◆ **OBJECTIVE**: Select all lines in the records that include "ylabel".

(Structured figure records)
┄┄┄┄┄┄┄┄┄┄
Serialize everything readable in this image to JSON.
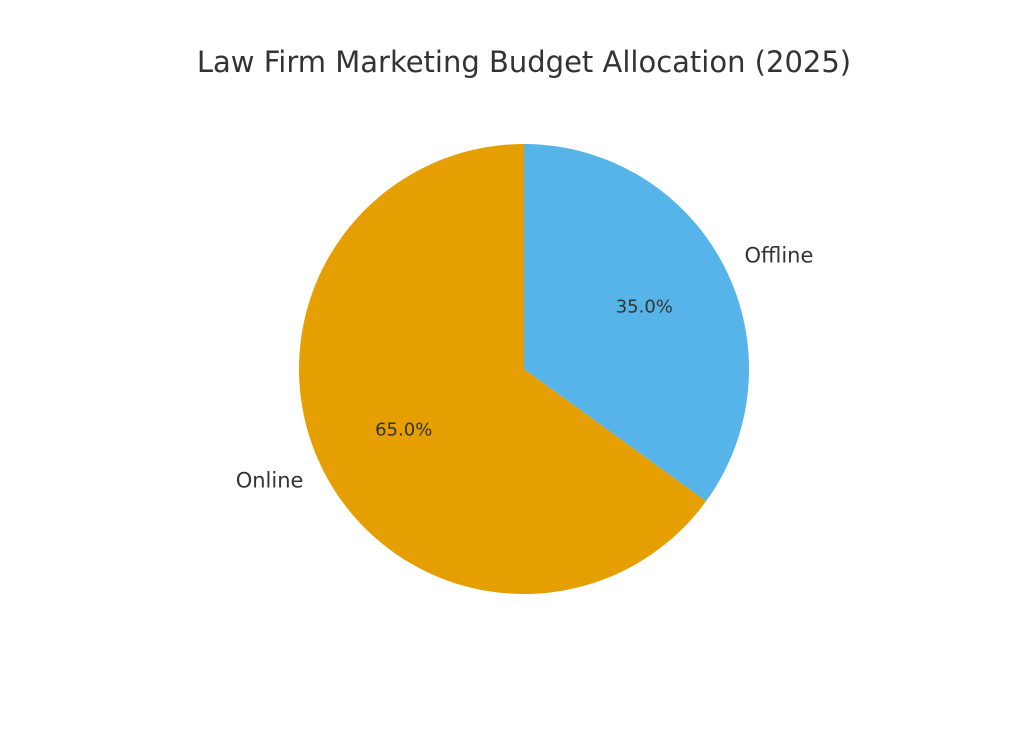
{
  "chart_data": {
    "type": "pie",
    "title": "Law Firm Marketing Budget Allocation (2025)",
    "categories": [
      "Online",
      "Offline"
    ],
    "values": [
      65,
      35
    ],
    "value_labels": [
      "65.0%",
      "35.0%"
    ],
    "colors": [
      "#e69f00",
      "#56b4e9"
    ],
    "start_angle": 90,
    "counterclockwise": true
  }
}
┄┄┄┄┄┄┄┄┄┄
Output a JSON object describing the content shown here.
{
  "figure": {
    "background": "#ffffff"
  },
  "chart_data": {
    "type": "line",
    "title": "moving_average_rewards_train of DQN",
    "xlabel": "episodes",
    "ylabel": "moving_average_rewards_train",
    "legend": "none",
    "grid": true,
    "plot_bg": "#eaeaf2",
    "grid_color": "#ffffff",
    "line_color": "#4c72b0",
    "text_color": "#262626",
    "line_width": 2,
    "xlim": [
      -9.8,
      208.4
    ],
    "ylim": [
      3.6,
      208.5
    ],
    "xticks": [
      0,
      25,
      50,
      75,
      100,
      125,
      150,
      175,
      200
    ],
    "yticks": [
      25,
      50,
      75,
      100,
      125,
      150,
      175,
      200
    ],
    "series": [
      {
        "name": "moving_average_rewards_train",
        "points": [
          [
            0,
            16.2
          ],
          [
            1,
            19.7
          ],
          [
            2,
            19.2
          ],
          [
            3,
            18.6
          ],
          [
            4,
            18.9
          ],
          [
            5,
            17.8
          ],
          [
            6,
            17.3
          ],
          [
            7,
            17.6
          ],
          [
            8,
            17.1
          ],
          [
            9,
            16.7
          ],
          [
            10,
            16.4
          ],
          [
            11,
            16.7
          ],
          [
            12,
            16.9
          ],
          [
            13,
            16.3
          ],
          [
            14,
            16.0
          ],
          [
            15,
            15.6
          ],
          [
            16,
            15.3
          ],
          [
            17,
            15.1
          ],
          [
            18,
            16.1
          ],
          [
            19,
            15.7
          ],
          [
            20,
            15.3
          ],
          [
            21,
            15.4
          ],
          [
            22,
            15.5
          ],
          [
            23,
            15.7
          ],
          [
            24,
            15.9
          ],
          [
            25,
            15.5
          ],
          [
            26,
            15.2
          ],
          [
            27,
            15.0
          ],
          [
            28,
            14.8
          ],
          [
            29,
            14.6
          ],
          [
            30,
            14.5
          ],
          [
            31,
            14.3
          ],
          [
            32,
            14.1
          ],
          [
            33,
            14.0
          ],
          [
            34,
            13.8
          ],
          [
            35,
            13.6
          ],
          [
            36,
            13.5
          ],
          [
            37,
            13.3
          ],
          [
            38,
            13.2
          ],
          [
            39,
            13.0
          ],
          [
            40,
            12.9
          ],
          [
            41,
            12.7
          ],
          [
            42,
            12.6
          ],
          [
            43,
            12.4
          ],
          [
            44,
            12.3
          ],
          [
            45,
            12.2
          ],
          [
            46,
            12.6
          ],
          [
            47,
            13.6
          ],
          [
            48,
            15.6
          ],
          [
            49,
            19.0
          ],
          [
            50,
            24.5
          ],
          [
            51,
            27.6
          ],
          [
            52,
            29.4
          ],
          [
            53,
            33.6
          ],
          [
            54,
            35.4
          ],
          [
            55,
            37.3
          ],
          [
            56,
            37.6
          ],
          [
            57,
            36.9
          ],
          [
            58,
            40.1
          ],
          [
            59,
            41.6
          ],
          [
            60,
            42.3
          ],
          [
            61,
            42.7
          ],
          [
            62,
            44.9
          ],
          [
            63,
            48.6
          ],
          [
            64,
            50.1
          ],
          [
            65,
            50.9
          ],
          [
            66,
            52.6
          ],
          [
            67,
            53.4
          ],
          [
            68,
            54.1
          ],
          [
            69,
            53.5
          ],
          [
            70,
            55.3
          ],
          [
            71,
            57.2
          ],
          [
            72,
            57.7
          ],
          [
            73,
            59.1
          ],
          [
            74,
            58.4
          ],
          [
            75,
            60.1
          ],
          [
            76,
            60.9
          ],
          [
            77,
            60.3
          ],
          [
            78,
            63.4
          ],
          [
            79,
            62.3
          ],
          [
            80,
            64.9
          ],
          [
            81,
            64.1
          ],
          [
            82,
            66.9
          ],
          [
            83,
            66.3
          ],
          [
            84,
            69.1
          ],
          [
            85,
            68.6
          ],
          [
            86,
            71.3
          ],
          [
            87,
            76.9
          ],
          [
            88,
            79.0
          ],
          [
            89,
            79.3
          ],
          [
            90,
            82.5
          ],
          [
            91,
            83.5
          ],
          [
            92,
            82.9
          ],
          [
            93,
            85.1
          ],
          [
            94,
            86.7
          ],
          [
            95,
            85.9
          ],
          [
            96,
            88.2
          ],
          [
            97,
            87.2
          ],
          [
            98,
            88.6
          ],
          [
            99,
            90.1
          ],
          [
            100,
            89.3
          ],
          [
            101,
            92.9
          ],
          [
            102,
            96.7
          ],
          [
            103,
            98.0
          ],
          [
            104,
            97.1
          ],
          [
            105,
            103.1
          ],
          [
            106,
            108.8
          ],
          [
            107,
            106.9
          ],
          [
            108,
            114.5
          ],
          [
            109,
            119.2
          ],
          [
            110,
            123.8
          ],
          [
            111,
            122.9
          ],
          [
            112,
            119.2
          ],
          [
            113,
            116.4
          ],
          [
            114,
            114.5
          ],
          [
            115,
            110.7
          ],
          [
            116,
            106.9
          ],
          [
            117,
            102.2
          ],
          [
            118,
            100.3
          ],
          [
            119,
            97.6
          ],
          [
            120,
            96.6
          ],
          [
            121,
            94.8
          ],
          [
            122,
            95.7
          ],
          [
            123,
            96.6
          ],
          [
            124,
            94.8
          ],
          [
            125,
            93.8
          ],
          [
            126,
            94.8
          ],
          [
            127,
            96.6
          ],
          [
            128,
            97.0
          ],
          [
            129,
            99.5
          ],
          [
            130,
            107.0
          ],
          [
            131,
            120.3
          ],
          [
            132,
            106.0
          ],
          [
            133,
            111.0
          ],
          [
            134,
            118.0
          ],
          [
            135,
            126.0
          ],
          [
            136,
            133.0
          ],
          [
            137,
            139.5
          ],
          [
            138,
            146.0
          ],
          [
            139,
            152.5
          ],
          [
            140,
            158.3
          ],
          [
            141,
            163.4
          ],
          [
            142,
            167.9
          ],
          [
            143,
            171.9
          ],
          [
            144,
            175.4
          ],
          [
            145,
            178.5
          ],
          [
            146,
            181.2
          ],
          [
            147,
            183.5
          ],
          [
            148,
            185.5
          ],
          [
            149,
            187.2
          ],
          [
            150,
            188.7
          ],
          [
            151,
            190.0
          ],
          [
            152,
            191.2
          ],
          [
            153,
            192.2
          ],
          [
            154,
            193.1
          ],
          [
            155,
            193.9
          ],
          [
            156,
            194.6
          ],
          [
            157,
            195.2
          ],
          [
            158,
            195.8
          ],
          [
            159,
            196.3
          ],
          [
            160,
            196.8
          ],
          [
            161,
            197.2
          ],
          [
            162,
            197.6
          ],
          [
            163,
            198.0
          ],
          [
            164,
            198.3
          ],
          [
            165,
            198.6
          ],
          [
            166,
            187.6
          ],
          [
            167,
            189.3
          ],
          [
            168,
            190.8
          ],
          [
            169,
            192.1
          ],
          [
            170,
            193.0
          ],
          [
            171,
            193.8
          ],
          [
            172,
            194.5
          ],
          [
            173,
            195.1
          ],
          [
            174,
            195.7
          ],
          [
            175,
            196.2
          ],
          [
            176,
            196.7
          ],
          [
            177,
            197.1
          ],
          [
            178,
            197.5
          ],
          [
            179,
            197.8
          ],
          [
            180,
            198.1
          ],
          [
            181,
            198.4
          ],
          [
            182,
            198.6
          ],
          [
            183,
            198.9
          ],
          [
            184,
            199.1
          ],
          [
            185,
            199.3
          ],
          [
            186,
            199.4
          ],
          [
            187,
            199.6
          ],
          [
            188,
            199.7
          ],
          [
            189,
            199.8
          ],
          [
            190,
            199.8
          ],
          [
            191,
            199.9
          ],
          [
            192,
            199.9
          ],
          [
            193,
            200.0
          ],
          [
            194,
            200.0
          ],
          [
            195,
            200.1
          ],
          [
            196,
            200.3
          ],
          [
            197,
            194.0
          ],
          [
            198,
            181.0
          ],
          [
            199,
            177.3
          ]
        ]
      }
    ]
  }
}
┄┄┄┄┄┄┄┄┄┄
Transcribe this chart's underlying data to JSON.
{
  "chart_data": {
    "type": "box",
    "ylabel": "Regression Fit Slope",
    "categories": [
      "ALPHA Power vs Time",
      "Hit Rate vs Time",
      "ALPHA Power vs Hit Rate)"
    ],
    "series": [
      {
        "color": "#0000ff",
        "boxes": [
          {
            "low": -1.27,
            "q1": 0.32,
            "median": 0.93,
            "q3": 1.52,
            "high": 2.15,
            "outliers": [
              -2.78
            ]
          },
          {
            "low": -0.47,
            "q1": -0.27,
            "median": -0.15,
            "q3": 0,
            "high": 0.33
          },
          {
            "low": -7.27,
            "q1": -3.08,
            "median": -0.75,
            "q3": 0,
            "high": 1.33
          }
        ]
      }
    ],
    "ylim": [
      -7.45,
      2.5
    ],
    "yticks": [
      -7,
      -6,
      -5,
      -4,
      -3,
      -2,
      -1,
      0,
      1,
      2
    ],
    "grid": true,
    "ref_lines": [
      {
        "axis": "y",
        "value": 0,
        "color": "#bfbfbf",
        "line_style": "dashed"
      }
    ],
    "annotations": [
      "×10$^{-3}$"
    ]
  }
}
┄┄┄┄┄┄┄┄┄┄
◆ **WRITTEN SOLUTION**:
    "ylabel": "moving_average_rewards_train",
    "ylabel": "Regression Fit Slope",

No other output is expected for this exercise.